• AIM OF THE EXERCISE
Where a line holds the string "VOUT", return that line.

(Extracts from a graphics dataset)
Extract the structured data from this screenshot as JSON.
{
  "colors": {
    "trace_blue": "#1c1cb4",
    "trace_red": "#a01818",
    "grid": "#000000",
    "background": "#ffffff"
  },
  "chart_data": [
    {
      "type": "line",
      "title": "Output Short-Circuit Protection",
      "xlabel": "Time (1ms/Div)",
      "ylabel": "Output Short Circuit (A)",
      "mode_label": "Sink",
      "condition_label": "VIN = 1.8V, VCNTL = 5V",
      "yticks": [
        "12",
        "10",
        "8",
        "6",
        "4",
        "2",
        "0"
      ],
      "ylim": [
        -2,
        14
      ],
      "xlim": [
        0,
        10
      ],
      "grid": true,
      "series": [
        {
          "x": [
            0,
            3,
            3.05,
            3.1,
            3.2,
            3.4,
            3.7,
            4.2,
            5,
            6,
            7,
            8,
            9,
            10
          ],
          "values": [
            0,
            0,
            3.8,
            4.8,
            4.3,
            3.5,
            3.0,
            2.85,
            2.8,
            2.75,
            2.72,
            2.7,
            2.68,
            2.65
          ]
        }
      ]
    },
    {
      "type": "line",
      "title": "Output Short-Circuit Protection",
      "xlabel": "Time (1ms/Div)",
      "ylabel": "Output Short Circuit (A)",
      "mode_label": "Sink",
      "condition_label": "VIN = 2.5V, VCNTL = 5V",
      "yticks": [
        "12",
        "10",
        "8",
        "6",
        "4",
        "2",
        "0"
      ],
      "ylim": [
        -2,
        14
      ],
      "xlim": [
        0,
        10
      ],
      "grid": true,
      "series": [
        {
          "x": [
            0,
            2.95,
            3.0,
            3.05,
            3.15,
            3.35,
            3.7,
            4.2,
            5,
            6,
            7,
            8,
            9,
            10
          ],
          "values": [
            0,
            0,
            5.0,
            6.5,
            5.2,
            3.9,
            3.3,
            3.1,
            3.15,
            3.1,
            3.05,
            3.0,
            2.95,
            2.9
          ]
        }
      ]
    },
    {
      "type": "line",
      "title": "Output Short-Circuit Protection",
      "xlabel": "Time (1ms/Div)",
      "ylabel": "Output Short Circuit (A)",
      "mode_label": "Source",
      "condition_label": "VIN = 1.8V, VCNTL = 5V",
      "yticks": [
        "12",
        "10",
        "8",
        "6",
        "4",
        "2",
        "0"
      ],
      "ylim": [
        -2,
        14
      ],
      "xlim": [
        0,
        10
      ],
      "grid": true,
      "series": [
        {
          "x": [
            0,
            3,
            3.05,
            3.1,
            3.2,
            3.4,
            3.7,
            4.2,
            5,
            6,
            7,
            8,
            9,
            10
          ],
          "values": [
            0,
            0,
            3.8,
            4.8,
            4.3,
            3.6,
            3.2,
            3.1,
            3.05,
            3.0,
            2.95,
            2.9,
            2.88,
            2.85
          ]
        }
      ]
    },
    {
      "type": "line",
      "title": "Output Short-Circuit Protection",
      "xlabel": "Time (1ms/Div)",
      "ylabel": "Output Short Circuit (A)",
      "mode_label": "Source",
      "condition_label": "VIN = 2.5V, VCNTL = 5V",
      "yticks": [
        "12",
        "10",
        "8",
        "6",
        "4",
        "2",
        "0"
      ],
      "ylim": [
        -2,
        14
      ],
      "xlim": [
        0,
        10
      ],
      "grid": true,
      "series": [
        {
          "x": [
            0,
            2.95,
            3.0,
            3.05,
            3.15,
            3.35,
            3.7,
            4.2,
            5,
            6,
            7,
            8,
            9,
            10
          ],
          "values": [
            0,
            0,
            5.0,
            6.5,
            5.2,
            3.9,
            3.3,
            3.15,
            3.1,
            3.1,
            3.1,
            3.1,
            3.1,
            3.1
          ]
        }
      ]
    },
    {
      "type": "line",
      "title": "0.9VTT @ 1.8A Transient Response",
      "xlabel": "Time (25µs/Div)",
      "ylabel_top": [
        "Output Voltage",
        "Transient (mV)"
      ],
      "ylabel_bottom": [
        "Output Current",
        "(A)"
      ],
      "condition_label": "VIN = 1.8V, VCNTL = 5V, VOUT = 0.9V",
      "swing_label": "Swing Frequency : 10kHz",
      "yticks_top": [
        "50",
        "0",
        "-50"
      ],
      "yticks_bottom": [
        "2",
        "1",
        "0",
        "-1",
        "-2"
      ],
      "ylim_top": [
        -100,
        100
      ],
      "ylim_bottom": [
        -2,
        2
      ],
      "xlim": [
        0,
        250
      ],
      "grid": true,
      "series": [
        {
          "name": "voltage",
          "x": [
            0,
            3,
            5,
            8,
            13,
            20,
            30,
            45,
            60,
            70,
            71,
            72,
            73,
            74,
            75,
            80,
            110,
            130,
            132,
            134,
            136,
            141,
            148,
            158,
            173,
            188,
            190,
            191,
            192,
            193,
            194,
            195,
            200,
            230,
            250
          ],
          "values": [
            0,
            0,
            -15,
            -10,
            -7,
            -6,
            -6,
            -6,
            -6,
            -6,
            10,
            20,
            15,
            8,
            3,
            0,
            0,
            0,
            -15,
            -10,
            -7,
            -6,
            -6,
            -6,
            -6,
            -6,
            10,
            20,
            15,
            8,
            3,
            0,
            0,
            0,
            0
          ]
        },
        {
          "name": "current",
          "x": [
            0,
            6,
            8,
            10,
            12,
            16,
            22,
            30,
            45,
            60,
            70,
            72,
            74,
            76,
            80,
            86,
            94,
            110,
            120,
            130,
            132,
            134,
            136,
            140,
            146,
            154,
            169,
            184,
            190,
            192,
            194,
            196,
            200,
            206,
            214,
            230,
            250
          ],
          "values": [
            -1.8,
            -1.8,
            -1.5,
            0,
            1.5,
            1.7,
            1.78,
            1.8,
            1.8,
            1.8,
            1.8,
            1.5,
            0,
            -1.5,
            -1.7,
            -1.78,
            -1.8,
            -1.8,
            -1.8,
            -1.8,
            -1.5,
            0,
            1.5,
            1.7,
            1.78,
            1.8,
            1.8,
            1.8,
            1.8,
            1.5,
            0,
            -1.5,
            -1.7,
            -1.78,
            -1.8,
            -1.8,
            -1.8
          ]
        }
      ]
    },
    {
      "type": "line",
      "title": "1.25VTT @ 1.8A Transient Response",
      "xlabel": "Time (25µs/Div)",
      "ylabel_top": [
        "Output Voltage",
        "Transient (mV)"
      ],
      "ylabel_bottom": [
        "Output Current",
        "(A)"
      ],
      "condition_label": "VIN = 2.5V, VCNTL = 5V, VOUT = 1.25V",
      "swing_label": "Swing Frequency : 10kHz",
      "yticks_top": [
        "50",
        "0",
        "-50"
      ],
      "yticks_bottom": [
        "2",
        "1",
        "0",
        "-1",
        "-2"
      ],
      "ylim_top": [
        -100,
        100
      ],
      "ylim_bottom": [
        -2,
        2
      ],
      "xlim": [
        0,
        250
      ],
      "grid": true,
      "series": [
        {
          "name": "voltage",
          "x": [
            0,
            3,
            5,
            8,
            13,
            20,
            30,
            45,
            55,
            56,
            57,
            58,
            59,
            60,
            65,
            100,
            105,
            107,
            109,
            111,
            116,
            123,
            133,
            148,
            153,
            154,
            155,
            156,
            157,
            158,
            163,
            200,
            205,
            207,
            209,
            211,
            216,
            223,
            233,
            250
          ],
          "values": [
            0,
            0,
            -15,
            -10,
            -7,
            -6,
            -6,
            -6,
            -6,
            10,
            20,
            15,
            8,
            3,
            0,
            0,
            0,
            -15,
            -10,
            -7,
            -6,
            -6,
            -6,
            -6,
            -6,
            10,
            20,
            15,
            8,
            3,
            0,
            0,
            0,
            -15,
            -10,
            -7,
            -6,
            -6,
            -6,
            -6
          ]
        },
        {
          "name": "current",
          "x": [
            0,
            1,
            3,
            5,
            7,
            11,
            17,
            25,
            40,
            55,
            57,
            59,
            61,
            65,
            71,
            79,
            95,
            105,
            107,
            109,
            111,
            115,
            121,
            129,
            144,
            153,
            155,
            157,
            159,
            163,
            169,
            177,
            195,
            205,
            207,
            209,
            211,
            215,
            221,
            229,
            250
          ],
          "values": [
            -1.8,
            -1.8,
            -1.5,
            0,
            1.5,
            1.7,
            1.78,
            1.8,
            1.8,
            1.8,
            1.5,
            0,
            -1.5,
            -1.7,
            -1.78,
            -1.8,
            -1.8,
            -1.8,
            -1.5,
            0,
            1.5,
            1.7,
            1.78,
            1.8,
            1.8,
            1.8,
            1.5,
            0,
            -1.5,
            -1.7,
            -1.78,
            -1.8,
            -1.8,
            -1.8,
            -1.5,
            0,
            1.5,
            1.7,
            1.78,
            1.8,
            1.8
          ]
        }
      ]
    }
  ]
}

• SOLUTION
      "condition_label": "VIN = 1.8V, VCNTL = 5V, VOUT = 0.9V",
      "condition_label": "VIN = 2.5V, VCNTL = 5V, VOUT = 1.25V",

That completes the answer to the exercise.